SHORT PROBLEM |
Show all lines from the data that include the word "Pendidikan".

THE DATA |
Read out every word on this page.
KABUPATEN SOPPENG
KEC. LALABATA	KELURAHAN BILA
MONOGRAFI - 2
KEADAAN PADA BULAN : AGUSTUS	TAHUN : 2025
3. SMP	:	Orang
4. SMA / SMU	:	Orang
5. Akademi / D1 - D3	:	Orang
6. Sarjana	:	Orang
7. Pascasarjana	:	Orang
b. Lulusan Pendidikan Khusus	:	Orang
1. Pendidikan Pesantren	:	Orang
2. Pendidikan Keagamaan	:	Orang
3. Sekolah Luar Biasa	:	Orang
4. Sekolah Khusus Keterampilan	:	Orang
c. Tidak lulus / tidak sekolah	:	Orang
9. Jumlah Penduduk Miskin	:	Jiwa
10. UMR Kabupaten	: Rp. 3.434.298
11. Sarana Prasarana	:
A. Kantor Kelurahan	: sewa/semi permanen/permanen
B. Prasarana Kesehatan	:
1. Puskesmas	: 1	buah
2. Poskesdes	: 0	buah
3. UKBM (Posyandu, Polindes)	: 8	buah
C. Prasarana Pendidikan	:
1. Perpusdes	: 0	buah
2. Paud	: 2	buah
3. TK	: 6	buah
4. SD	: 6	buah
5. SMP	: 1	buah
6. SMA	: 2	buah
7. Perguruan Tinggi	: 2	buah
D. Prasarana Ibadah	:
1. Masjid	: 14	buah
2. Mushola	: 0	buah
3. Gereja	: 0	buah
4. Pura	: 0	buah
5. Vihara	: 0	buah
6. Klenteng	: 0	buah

THE ANSWER |
b. Lulusan Pendidikan Khusus	:	Orang
1. Pendidikan Pesantren	:	Orang
2. Pendidikan Keagamaan	:	Orang
C. Prasarana Pendidikan	:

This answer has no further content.